> THE INPUT

=======

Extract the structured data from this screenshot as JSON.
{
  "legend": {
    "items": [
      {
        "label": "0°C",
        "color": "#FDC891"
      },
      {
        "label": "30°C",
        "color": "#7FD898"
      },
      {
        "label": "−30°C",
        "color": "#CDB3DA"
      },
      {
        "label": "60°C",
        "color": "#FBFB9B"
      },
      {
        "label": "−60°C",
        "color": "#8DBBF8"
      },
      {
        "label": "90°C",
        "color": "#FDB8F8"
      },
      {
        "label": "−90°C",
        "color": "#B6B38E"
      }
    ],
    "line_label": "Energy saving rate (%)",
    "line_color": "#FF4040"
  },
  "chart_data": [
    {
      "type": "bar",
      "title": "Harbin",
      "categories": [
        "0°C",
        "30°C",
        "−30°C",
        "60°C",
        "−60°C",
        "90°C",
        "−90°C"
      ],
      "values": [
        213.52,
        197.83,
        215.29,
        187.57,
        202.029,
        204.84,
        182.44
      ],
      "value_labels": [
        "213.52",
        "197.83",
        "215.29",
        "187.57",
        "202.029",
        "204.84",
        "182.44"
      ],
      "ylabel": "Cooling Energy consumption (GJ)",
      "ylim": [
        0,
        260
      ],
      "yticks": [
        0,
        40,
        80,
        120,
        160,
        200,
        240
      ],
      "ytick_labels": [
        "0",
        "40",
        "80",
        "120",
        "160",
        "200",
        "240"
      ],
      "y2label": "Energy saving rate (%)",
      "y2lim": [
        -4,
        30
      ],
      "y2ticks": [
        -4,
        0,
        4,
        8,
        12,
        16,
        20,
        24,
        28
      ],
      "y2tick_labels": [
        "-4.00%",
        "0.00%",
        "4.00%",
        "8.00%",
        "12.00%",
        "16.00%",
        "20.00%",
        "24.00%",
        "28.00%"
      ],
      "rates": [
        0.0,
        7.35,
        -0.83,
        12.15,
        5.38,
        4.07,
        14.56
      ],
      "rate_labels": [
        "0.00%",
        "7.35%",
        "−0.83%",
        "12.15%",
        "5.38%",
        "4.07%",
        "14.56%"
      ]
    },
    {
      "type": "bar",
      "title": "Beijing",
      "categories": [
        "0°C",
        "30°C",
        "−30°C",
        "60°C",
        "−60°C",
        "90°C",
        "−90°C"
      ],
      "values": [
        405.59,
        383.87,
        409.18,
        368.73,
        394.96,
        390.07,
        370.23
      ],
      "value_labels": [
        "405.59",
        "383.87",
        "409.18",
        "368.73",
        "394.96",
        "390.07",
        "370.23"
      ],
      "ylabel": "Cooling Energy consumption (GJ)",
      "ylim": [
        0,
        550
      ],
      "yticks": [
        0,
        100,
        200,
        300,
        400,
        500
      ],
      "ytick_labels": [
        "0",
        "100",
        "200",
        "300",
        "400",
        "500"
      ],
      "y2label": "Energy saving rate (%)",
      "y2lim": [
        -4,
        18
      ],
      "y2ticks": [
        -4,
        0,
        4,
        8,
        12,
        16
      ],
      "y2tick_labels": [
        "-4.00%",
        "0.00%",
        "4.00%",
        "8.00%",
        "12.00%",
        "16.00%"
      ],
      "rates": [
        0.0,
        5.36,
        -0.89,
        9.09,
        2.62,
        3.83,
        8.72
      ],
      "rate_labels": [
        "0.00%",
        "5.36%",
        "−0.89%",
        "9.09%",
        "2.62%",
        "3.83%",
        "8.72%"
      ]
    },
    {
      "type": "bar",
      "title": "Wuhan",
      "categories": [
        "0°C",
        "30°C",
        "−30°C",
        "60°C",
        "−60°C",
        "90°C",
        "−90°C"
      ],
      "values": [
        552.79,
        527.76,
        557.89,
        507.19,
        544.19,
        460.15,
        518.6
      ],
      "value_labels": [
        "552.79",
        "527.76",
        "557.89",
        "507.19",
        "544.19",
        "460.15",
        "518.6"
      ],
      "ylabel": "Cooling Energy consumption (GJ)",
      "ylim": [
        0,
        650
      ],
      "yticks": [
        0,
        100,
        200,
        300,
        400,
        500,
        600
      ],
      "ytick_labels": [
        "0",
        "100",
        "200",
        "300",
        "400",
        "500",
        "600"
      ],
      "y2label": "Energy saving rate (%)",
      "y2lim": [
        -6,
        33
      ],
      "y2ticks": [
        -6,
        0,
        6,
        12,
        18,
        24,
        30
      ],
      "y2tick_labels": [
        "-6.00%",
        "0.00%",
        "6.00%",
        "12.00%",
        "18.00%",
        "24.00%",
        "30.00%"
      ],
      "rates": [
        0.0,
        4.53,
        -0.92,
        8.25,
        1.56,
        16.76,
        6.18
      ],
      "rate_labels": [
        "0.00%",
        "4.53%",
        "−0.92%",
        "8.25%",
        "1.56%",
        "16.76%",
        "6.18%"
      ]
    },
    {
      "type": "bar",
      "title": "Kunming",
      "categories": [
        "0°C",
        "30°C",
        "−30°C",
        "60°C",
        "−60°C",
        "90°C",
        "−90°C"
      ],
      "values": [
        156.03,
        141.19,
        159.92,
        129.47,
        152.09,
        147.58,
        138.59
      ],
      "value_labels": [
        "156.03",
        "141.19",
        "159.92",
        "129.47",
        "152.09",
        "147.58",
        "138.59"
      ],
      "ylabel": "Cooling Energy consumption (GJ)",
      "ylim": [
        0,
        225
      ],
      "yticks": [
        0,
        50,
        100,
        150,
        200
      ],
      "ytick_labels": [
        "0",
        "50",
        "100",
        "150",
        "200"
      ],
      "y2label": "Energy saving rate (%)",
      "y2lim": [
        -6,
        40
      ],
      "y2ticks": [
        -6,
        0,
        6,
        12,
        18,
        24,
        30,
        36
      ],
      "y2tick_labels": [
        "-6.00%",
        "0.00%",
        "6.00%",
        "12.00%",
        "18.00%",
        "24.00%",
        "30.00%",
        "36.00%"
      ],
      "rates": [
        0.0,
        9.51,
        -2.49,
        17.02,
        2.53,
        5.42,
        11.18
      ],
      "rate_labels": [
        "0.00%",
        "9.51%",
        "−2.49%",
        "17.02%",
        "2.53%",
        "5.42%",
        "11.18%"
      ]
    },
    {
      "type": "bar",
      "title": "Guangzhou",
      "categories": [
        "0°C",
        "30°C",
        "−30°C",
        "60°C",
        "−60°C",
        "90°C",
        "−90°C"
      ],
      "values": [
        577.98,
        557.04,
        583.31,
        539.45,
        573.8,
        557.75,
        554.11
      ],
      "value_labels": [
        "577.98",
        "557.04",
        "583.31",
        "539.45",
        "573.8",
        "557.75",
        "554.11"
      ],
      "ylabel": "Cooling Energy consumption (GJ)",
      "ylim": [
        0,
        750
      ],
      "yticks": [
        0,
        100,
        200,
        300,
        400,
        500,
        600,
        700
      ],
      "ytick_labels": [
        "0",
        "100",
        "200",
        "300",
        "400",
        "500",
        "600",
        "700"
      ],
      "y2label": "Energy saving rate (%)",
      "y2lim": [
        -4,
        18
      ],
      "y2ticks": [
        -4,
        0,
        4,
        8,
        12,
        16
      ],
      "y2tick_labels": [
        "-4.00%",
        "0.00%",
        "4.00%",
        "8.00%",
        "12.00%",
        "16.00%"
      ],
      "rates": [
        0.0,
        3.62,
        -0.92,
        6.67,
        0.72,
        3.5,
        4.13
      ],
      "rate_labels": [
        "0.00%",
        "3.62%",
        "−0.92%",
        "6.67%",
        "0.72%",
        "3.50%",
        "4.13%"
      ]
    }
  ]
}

=======

> TASK BRIEF
Output every line above without altering anything.

> TASK RESULT
Extract the structured data from this screenshot as JSON.
{
  "legend": {
    "items": [
      {
        "label": "0°C",
        "color": "#FDC891"
      },
      {
        "label": "30°C",
        "color": "#7FD898"
      },
      {
        "label": "−30°C",
        "color": "#CDB3DA"
      },
      {
        "label": "60°C",
        "color": "#FBFB9B"
      },
      {
        "label": "−60°C",
        "color": "#8DBBF8"
      },
      {
        "label": "90°C",
        "color": "#FDB8F8"
      },
      {
        "label": "−90°C",
        "color": "#B6B38E"
      }
    ],
    "line_label": "Energy saving rate (%)",
    "line_color": "#FF4040"
  },
  "chart_data": [
    {
      "type": "bar",
      "title": "Harbin",
      "categories": [
        "0°C",
        "30°C",
        "−30°C",
        "60°C",
        "−60°C",
        "90°C",
        "−90°C"
      ],
      "values": [
        213.52,
        197.83,
        215.29,
        187.57,
        202.029,
        204.84,
        182.44
      ],
      "value_labels": [
        "213.52",
        "197.83",
        "215.29",
        "187.57",
        "202.029",
        "204.84",
        "182.44"
      ],
      "ylabel": "Cooling Energy consumption (GJ)",
      "ylim": [
        0,
        260
      ],
      "yticks": [
        0,
        40,
        80,
        120,
        160,
        200,
        240
      ],
      "ytick_labels": [
        "0",
        "40",
        "80",
        "120",
        "160",
        "200",
        "240"
      ],
      "y2label": "Energy saving rate (%)",
      "y2lim": [
        -4,
        30
      ],
      "y2ticks": [
        -4,
        0,
        4,
        8,
        12,
        16,
        20,
        24,
        28
      ],
      "y2tick_labels": [
        "-4.00%",
        "0.00%",
        "4.00%",
        "8.00%",
        "12.00%",
        "16.00%",
        "20.00%",
        "24.00%",
        "28.00%"
      ],
      "rates": [
        0.0,
        7.35,
        -0.83,
        12.15,
        5.38,
        4.07,
        14.56
      ],
      "rate_labels": [
        "0.00%",
        "7.35%",
        "−0.83%",
        "12.15%",
        "5.38%",
        "4.07%",
        "14.56%"
      ]
    },
    {
      "type": "bar",
      "title": "Beijing",
      "categories": [
        "0°C",
        "30°C",
        "−30°C",
        "60°C",
        "−60°C",
        "90°C",
        "−90°C"
      ],
      "values": [
        405.59,
        383.87,
        409.18,
        368.73,
        394.96,
        390.07,
        370.23
      ],
      "value_labels": [
        "405.59",
        "383.87",
        "409.18",
        "368.73",
        "394.96",
        "390.07",
        "370.23"
      ],
      "ylabel": "Cooling Energy consumption (GJ)",
      "ylim": [
        0,
        550
      ],
      "yticks": [
        0,
        100,
        200,
        300,
        400,
        500
      ],
      "ytick_labels": [
        "0",
        "100",
        "200",
        "300",
        "400",
        "500"
      ],
      "y2label": "Energy saving rate (%)",
      "y2lim": [
        -4,
        18
      ],
      "y2ticks": [
        -4,
        0,
        4,
        8,
        12,
        16
      ],
      "y2tick_labels": [
        "-4.00%",
        "0.00%",
        "4.00%",
        "8.00%",
        "12.00%",
        "16.00%"
      ],
      "rates": [
        0.0,
        5.36,
        -0.89,
        9.09,
        2.62,
        3.83,
        8.72
      ],
      "rate_labels": [
        "0.00%",
        "5.36%",
        "−0.89%",
        "9.09%",
        "2.62%",
        "3.83%",
        "8.72%"
      ]
    },
    {
      "type": "bar",
      "title": "Wuhan",
      "categories": [
        "0°C",
        "30°C",
        "−30°C",
        "60°C",
        "−60°C",
        "90°C",
        "−90°C"
      ],
      "values": [
        552.79,
        527.76,
        557.89,
        507.19,
        544.19,
        460.15,
        518.6
      ],
      "value_labels": [
        "552.79",
        "527.76",
        "557.89",
        "507.19",
        "544.19",
        "460.15",
        "518.6"
      ],
      "ylabel": "Cooling Energy consumption (GJ)",
      "ylim": [
        0,
        650
      ],
      "yticks": [
        0,
        100,
        200,
        300,
        400,
        500,
        600
      ],
      "ytick_labels": [
        "0",
        "100",
        "200",
        "300",
        "400",
        "500",
        "600"
      ],
      "y2label": "Energy saving rate (%)",
      "y2lim": [
        -6,
        33
      ],
      "y2ticks": [
        -6,
        0,
        6,
        12,
        18,
        24,
        30
      ],
      "y2tick_labels": [
        "-6.00%",
        "0.00%",
        "6.00%",
        "12.00%",
        "18.00%",
        "24.00%",
        "30.00%"
      ],
      "rates": [
        0.0,
        4.53,
        -0.92,
        8.25,
        1.56,
        16.76,
        6.18
      ],
      "rate_labels": [
        "0.00%",
        "4.53%",
        "−0.92%",
        "8.25%",
        "1.56%",
        "16.76%",
        "6.18%"
      ]
    },
    {
      "type": "bar",
      "title": "Kunming",
      "categories": [
        "0°C",
        "30°C",
        "−30°C",
        "60°C",
        "−60°C",
        "90°C",
        "−90°C"
      ],
      "values": [
        156.03,
        141.19,
        159.92,
        129.47,
        152.09,
        147.58,
        138.59
      ],
      "value_labels": [
        "156.03",
        "141.19",
        "159.92",
        "129.47",
        "152.09",
        "147.58",
        "138.59"
      ],
      "ylabel": "Cooling Energy consumption (GJ)",
      "ylim": [
        0,
        225
      ],
      "yticks": [
        0,
        50,
        100,
        150,
        200
      ],
      "ytick_labels": [
        "0",
        "50",
        "100",
        "150",
        "200"
      ],
      "y2label": "Energy saving rate (%)",
      "y2lim": [
        -6,
        40
      ],
      "y2ticks": [
        -6,
        0,
        6,
        12,
        18,
        24,
        30,
        36
      ],
      "y2tick_labels": [
        "-6.00%",
        "0.00%",
        "6.00%",
        "12.00%",
        "18.00%",
        "24.00%",
        "30.00%",
        "36.00%"
      ],
      "rates": [
        0.0,
        9.51,
        -2.49,
        17.02,
        2.53,
        5.42,
        11.18
      ],
      "rate_labels": [
        "0.00%",
        "9.51%",
        "−2.49%",
        "17.02%",
        "2.53%",
        "5.42%",
        "11.18%"
      ]
    },
    {
      "type": "bar",
      "title": "Guangzhou",
      "categories": [
        "0°C",
        "30°C",
        "−30°C",
        "60°C",
        "−60°C",
        "90°C",
        "−90°C"
      ],
      "values": [
        577.98,
        557.04,
        583.31,
        539.45,
        573.8,
        557.75,
        554.11
      ],
      "value_labels": [
        "577.98",
        "557.04",
        "583.31",
        "539.45",
        "573.8",
        "557.75",
        "554.11"
      ],
      "ylabel": "Cooling Energy consumption (GJ)",
      "ylim": [
        0,
        750
      ],
      "yticks": [
        0,
        100,
        200,
        300,
        400,
        500,
        600,
        700
      ],
      "ytick_labels": [
        "0",
        "100",
        "200",
        "300",
        "400",
        "500",
        "600",
        "700"
      ],
      "y2label": "Energy saving rate (%)",
      "y2lim": [
        -4,
        18
      ],
      "y2ticks": [
        -4,
        0,
        4,
        8,
        12,
        16
      ],
      "y2tick_labels": [
        "-4.00%",
        "0.00%",
        "4.00%",
        "8.00%",
        "12.00%",
        "16.00%"
      ],
      "rates": [
        0.0,
        3.62,
        -0.92,
        6.67,
        0.72,
        3.5,
        4.13
      ],
      "rate_labels": [
        "0.00%",
        "3.62%",
        "−0.92%",
        "6.67%",
        "0.72%",
        "3.50%",
        "4.13%"
      ]
    }
  ]
}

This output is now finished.